_Data for processing:_
########################################

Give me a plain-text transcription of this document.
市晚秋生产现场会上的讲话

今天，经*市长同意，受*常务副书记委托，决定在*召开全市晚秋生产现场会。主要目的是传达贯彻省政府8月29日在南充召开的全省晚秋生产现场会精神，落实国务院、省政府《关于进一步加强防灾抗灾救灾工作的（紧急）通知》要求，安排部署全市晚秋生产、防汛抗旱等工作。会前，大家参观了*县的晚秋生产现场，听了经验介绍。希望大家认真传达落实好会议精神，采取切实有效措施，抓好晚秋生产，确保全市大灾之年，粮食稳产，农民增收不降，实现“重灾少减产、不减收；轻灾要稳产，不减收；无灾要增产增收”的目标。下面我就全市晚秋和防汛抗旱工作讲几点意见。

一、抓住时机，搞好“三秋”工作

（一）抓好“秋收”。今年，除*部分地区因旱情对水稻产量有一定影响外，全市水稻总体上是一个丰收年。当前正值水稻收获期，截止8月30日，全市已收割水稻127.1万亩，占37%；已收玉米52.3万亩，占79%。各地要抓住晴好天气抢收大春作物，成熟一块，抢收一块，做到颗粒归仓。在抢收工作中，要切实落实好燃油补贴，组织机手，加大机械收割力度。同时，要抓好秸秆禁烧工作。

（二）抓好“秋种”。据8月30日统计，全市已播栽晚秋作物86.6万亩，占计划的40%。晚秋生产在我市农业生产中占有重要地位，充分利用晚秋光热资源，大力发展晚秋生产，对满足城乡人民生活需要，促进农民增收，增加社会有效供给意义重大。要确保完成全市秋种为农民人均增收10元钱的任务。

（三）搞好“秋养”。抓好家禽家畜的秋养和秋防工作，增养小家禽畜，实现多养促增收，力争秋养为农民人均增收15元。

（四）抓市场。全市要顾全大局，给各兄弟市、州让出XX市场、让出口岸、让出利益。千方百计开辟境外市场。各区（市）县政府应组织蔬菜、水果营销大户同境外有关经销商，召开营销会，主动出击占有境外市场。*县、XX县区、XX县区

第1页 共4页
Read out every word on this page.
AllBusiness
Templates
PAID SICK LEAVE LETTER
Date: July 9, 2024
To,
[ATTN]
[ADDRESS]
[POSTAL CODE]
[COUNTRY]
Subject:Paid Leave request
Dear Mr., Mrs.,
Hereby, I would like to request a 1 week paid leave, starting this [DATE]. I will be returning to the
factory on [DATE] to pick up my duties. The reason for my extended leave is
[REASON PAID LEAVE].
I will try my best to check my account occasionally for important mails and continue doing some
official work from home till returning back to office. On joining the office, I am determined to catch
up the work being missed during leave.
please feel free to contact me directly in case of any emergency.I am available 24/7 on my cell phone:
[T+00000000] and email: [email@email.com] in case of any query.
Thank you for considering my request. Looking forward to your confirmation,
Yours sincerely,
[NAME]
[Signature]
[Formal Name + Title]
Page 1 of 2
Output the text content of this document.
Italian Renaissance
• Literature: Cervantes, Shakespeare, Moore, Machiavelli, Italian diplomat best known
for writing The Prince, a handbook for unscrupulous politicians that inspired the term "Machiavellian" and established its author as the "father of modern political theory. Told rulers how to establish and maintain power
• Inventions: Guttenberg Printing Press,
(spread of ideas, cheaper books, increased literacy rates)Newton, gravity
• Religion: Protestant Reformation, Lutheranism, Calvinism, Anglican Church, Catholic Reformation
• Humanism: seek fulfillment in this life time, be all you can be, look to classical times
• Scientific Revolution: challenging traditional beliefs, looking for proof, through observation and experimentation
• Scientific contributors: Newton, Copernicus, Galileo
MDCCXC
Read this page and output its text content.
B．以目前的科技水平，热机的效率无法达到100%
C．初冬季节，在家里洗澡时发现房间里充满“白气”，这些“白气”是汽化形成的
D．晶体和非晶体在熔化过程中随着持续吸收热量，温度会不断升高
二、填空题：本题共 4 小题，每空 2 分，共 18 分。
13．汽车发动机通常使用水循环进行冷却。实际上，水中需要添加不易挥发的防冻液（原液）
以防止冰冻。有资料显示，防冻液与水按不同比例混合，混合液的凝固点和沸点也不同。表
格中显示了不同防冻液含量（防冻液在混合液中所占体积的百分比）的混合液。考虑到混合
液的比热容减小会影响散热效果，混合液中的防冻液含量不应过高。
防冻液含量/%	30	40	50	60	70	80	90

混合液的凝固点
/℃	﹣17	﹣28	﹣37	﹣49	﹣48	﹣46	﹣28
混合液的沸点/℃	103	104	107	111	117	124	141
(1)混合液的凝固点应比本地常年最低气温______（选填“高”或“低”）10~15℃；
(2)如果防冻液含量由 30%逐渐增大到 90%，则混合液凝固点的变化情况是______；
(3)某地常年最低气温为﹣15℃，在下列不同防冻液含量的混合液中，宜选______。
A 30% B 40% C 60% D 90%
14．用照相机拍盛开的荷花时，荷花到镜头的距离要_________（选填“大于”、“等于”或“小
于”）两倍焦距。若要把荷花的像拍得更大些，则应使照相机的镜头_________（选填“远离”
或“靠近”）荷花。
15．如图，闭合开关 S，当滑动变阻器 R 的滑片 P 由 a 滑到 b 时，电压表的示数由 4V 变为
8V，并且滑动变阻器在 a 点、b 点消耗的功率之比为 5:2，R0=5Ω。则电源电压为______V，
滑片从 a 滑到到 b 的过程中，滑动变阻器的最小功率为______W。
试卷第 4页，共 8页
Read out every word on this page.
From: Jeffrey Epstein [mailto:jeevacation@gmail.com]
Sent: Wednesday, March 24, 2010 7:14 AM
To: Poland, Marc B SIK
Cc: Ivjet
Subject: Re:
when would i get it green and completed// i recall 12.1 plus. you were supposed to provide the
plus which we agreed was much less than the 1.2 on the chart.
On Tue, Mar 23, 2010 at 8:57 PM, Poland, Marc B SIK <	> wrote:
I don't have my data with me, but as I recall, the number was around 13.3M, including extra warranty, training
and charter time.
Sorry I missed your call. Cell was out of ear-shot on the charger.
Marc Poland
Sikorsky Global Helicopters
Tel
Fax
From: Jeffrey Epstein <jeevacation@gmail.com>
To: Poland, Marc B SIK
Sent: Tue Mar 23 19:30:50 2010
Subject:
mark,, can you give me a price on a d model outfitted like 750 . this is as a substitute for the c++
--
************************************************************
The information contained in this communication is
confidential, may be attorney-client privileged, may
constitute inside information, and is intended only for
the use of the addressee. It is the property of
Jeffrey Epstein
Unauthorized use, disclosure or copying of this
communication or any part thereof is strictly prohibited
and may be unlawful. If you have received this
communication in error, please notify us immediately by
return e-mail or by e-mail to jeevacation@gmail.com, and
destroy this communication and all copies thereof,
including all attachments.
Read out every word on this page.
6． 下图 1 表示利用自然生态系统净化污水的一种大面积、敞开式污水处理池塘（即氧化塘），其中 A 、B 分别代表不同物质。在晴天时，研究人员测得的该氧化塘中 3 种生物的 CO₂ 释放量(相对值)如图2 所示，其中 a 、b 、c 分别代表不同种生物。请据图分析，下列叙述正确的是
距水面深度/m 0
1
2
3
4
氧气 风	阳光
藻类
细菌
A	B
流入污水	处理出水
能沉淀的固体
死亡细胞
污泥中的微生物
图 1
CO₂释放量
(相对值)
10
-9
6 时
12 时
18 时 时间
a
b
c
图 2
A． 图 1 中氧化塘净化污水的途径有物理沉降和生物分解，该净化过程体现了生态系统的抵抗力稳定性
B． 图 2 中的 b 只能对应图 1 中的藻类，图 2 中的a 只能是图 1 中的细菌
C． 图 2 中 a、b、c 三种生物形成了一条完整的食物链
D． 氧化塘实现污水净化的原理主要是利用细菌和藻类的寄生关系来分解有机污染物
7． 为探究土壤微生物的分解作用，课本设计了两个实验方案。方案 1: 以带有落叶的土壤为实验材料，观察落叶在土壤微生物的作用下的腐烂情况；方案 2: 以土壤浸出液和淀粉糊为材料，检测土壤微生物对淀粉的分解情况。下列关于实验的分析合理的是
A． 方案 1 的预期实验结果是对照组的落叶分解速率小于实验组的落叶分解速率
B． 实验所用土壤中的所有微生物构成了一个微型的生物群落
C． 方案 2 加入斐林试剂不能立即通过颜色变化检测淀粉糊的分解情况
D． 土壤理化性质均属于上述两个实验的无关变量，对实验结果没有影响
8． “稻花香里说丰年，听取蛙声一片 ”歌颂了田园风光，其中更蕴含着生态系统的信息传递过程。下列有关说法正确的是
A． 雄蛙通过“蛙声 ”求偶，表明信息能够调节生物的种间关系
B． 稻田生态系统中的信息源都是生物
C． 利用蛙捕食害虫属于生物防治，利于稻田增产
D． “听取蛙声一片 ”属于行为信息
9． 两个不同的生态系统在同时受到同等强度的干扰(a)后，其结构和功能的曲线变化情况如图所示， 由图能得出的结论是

########################################

_Exercise objective:_
Find and copy each line above that includes the string "have".

_Result:_
I don't have my data with me, but as I recall, the number was around 13.3M, including extra warranty, training
and may be unlawful. If you have received this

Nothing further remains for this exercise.